Exercise instructions
Copy each line holding the string "Importaciones".

========================================

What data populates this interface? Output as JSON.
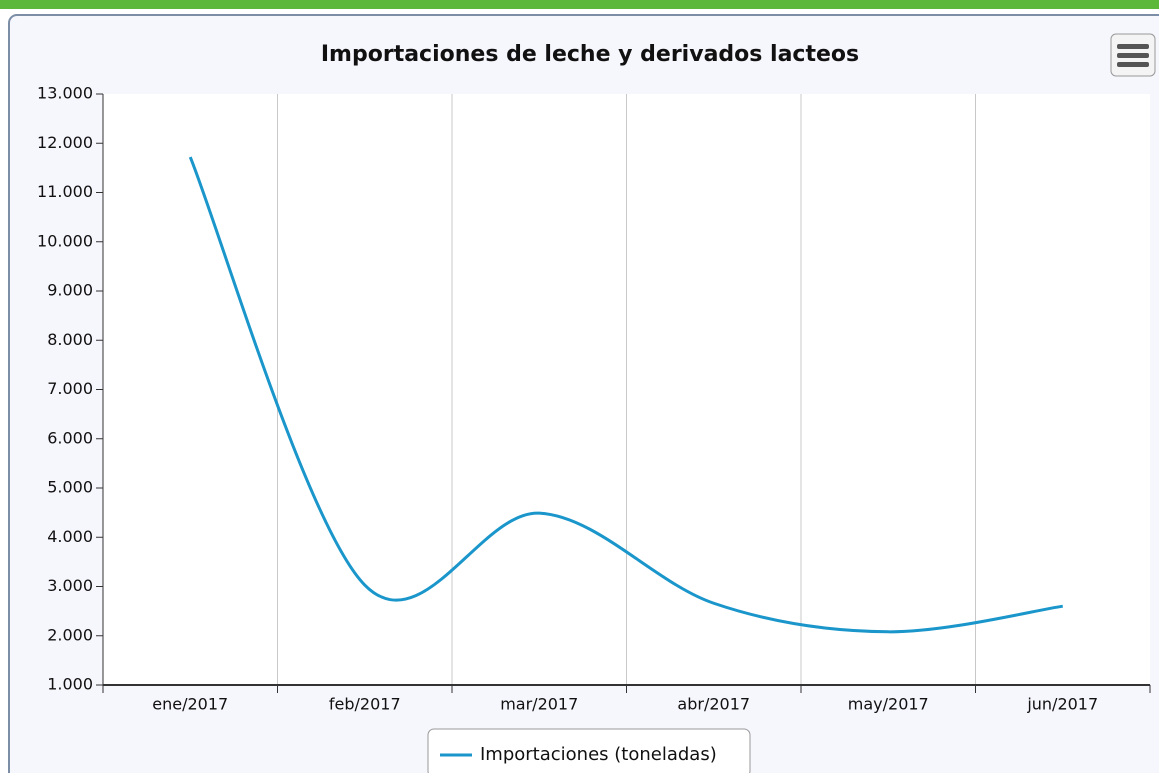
{
  "chart_data": {
    "type": "line",
    "title": "Importaciones de leche y derivados lacteos",
    "categories": [
      "ene/2017",
      "feb/2017",
      "mar/2017",
      "abr/2017",
      "may/2017",
      "jun/2017"
    ],
    "series": [
      {
        "name": "Importaciones (toneladas)",
        "color": "#1a96cb",
        "values": [
          11720,
          3030,
          4490,
          2660,
          2080,
          2600
        ]
      }
    ],
    "ylim": [
      1000,
      13000
    ],
    "yticks": [
      {
        "value": 1000,
        "label": "1.000"
      },
      {
        "value": 2000,
        "label": "2.000"
      },
      {
        "value": 3000,
        "label": "3.000"
      },
      {
        "value": 4000,
        "label": "4.000"
      },
      {
        "value": 5000,
        "label": "5.000"
      },
      {
        "value": 6000,
        "label": "6.000"
      },
      {
        "value": 7000,
        "label": "7.000"
      },
      {
        "value": 8000,
        "label": "8.000"
      },
      {
        "value": 9000,
        "label": "9.000"
      },
      {
        "value": 10000,
        "label": "10.000"
      },
      {
        "value": 11000,
        "label": "11.000"
      },
      {
        "value": 12000,
        "label": "12.000"
      },
      {
        "value": 13000,
        "label": "13.000"
      }
    ],
    "grid": true
  }
}
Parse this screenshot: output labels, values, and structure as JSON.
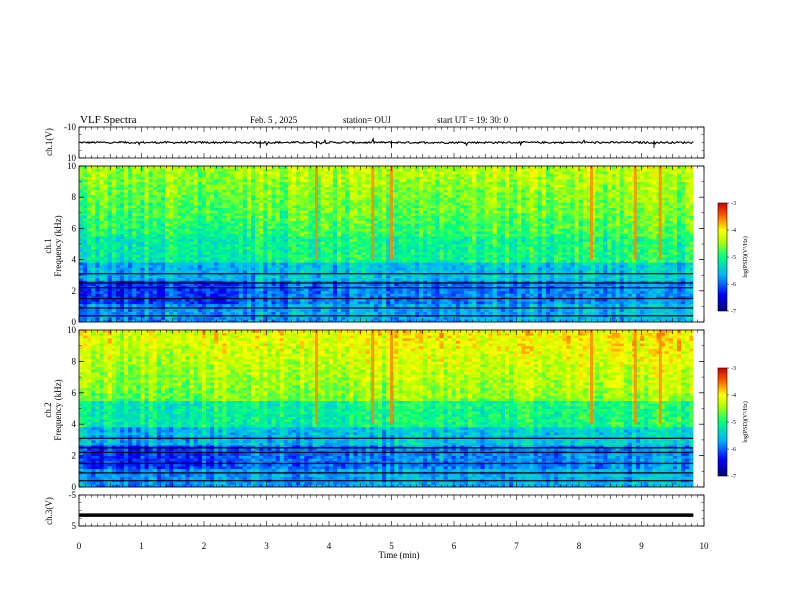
{
  "header": {
    "title": "VLF Spectra",
    "date": "Feb. 5 , 2025",
    "station": "station= OUJ",
    "start": "start  UT  =   19: 30: 0"
  },
  "chart_data": [
    {
      "type": "line",
      "panel": "ch1-waveform",
      "ylabel": "ch.1(V)",
      "ylim": [
        -10,
        10
      ],
      "yticks": [
        "10",
        "-10"
      ],
      "xlim": [
        0,
        10
      ],
      "series": [
        {
          "values_description": "noisy waveform centered near 0 V, amplitude about 1 V, occasional spikes",
          "mean": 0
        }
      ]
    },
    {
      "type": "heatmap",
      "panel": "ch1-spectrogram",
      "ylabel": "ch.1\nFrequency  (kHz)",
      "ylim": [
        0,
        10
      ],
      "yticks": [
        "0",
        "2",
        "4",
        "6",
        "8",
        "10"
      ],
      "xlim": [
        0,
        10
      ],
      "colorbar": {
        "label": "log(PSD)(V²/Hz)",
        "range": [
          -7,
          -3
        ],
        "ticks": [
          "-3",
          "-4",
          "-5",
          "-6",
          "-7"
        ]
      }
    },
    {
      "type": "heatmap",
      "panel": "ch2-spectrogram",
      "ylabel": "ch.2\nFrequency  (kHz)",
      "ylim": [
        0,
        10
      ],
      "yticks": [
        "0",
        "2",
        "4",
        "6",
        "8",
        "10"
      ],
      "xlim": [
        0,
        10
      ],
      "colorbar": {
        "label": "log(PSD)(V²/Hz)",
        "range": [
          -7,
          -3
        ],
        "ticks": [
          "-3",
          "-4",
          "-5",
          "-6",
          "-7"
        ]
      }
    },
    {
      "type": "line",
      "panel": "ch3-waveform",
      "ylabel": "ch.3(V)",
      "ylim": [
        -5,
        5
      ],
      "yticks": [
        "5",
        "-5"
      ],
      "xlim": [
        0,
        10
      ],
      "series": [
        {
          "values_description": "constant level near -1.5 V",
          "mean": -1.5
        }
      ]
    }
  ],
  "xaxis": {
    "label": "Time  (min)",
    "ticks": [
      "0",
      "1",
      "2",
      "3",
      "4",
      "5",
      "6",
      "7",
      "8",
      "9",
      "10"
    ]
  },
  "colors": {
    "palette": [
      "#00007a",
      "#0000ff",
      "#00b4ff",
      "#00ff80",
      "#b4ff00",
      "#ffff00",
      "#ff6000",
      "#d00000"
    ]
  }
}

========================================

Completed task
    "title": "Importaciones de leche y derivados lacteos",
        "name": "Importaciones (toneladas)",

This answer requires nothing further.